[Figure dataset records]
-*-*-

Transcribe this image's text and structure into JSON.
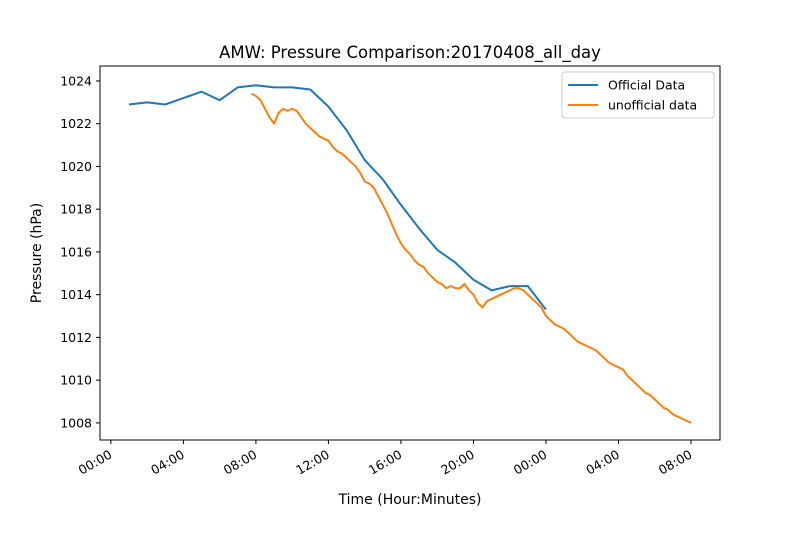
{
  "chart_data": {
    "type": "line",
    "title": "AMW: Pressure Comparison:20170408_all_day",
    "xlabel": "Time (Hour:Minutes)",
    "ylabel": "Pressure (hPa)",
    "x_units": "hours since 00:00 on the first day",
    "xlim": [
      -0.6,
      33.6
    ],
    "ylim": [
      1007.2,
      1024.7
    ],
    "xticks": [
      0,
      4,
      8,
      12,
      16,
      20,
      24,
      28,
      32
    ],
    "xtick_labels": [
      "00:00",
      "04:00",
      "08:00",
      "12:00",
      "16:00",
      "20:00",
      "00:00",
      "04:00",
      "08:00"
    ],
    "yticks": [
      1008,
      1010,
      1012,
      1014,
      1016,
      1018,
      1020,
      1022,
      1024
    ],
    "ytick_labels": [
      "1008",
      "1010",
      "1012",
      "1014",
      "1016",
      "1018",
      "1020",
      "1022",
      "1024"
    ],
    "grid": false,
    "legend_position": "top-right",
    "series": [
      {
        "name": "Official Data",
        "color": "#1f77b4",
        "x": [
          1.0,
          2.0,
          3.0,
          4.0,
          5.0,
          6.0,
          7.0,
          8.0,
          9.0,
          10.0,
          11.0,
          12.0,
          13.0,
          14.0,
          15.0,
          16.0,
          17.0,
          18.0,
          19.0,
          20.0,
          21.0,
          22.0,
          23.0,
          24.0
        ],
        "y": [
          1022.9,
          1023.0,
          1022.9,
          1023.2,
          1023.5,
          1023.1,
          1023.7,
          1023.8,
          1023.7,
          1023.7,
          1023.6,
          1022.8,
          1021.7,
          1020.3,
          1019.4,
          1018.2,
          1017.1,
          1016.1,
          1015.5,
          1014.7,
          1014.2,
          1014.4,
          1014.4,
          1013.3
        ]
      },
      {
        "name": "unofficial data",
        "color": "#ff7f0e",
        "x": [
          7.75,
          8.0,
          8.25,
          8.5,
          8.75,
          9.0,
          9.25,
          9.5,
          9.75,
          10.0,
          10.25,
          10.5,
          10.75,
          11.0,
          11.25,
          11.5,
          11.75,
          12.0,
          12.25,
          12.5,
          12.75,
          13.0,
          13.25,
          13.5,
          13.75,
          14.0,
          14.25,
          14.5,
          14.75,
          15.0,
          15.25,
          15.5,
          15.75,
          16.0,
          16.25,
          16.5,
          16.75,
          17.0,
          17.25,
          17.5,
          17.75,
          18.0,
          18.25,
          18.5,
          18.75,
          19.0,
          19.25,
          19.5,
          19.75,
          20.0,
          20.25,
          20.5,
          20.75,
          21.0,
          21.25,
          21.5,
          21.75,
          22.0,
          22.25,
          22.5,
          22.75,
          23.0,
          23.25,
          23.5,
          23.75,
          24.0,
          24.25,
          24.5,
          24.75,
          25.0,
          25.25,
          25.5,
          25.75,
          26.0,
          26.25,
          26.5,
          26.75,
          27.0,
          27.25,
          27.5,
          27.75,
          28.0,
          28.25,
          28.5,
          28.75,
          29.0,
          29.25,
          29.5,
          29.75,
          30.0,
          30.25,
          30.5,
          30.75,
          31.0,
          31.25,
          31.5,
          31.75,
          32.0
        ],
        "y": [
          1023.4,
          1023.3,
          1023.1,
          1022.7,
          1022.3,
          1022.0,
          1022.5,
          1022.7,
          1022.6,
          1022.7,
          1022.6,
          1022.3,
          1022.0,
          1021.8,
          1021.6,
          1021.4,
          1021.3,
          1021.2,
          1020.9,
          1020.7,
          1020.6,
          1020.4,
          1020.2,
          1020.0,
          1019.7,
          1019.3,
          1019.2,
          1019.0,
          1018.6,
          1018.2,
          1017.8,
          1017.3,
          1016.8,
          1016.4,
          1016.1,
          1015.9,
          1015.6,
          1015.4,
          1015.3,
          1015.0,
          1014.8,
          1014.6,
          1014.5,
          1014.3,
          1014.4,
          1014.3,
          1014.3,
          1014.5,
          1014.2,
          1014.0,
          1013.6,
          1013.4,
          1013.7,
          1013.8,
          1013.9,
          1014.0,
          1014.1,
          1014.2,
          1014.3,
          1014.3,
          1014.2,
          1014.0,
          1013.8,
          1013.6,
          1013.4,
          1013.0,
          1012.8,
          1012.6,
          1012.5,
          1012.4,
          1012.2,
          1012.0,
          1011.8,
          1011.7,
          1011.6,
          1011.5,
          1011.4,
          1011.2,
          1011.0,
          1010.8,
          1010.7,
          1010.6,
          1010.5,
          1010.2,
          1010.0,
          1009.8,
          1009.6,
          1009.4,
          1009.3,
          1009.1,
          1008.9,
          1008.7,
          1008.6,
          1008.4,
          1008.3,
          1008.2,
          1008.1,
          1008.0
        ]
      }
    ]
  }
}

-*-*-

- [What you will do] Reproduce the material above verbatim; omit every picture.

- [Solution]
Transcribe this image's text and structure into JSON.
{
  "chart_data": {
    "type": "line",
    "title": "AMW: Pressure Comparison:20170408_all_day",
    "xlabel": "Time (Hour:Minutes)",
    "ylabel": "Pressure (hPa)",
    "x_units": "hours since 00:00 on the first day",
    "xlim": [
      -0.6,
      33.6
    ],
    "ylim": [
      1007.2,
      1024.7
    ],
    "xticks": [
      0,
      4,
      8,
      12,
      16,
      20,
      24,
      28,
      32
    ],
    "xtick_labels": [
      "00:00",
      "04:00",
      "08:00",
      "12:00",
      "16:00",
      "20:00",
      "00:00",
      "04:00",
      "08:00"
    ],
    "yticks": [
      1008,
      1010,
      1012,
      1014,
      1016,
      1018,
      1020,
      1022,
      1024
    ],
    "ytick_labels": [
      "1008",
      "1010",
      "1012",
      "1014",
      "1016",
      "1018",
      "1020",
      "1022",
      "1024"
    ],
    "grid": false,
    "legend_position": "top-right",
    "series": [
      {
        "name": "Official Data",
        "color": "#1f77b4",
        "x": [
          1.0,
          2.0,
          3.0,
          4.0,
          5.0,
          6.0,
          7.0,
          8.0,
          9.0,
          10.0,
          11.0,
          12.0,
          13.0,
          14.0,
          15.0,
          16.0,
          17.0,
          18.0,
          19.0,
          20.0,
          21.0,
          22.0,
          23.0,
          24.0
        ],
        "y": [
          1022.9,
          1023.0,
          1022.9,
          1023.2,
          1023.5,
          1023.1,
          1023.7,
          1023.8,
          1023.7,
          1023.7,
          1023.6,
          1022.8,
          1021.7,
          1020.3,
          1019.4,
          1018.2,
          1017.1,
          1016.1,
          1015.5,
          1014.7,
          1014.2,
          1014.4,
          1014.4,
          1013.3
        ]
      },
      {
        "name": "unofficial data",
        "color": "#ff7f0e",
        "x": [
          7.75,
          8.0,
          8.25,
          8.5,
          8.75,
          9.0,
          9.25,
          9.5,
          9.75,
          10.0,
          10.25,
          10.5,
          10.75,
          11.0,
          11.25,
          11.5,
          11.75,
          12.0,
          12.25,
          12.5,
          12.75,
          13.0,
          13.25,
          13.5,
          13.75,
          14.0,
          14.25,
          14.5,
          14.75,
          15.0,
          15.25,
          15.5,
          15.75,
          16.0,
          16.25,
          16.5,
          16.75,
          17.0,
          17.25,
          17.5,
          17.75,
          18.0,
          18.25,
          18.5,
          18.75,
          19.0,
          19.25,
          19.5,
          19.75,
          20.0,
          20.25,
          20.5,
          20.75,
          21.0,
          21.25,
          21.5,
          21.75,
          22.0,
          22.25,
          22.5,
          22.75,
          23.0,
          23.25,
          23.5,
          23.75,
          24.0,
          24.25,
          24.5,
          24.75,
          25.0,
          25.25,
          25.5,
          25.75,
          26.0,
          26.25,
          26.5,
          26.75,
          27.0,
          27.25,
          27.5,
          27.75,
          28.0,
          28.25,
          28.5,
          28.75,
          29.0,
          29.25,
          29.5,
          29.75,
          30.0,
          30.25,
          30.5,
          30.75,
          31.0,
          31.25,
          31.5,
          31.75,
          32.0
        ],
        "y": [
          1023.4,
          1023.3,
          1023.1,
          1022.7,
          1022.3,
          1022.0,
          1022.5,
          1022.7,
          1022.6,
          1022.7,
          1022.6,
          1022.3,
          1022.0,
          1021.8,
          1021.6,
          1021.4,
          1021.3,
          1021.2,
          1020.9,
          1020.7,
          1020.6,
          1020.4,
          1020.2,
          1020.0,
          1019.7,
          1019.3,
          1019.2,
          1019.0,
          1018.6,
          1018.2,
          1017.8,
          1017.3,
          1016.8,
          1016.4,
          1016.1,
          1015.9,
          1015.6,
          1015.4,
          1015.3,
          1015.0,
          1014.8,
          1014.6,
          1014.5,
          1014.3,
          1014.4,
          1014.3,
          1014.3,
          1014.5,
          1014.2,
          1014.0,
          1013.6,
          1013.4,
          1013.7,
          1013.8,
          1013.9,
          1014.0,
          1014.1,
          1014.2,
          1014.3,
          1014.3,
          1014.2,
          1014.0,
          1013.8,
          1013.6,
          1013.4,
          1013.0,
          1012.8,
          1012.6,
          1012.5,
          1012.4,
          1012.2,
          1012.0,
          1011.8,
          1011.7,
          1011.6,
          1011.5,
          1011.4,
          1011.2,
          1011.0,
          1010.8,
          1010.7,
          1010.6,
          1010.5,
          1010.2,
          1010.0,
          1009.8,
          1009.6,
          1009.4,
          1009.3,
          1009.1,
          1008.9,
          1008.7,
          1008.6,
          1008.4,
          1008.3,
          1008.2,
          1008.1,
          1008.0
        ]
      }
    ]
  }
}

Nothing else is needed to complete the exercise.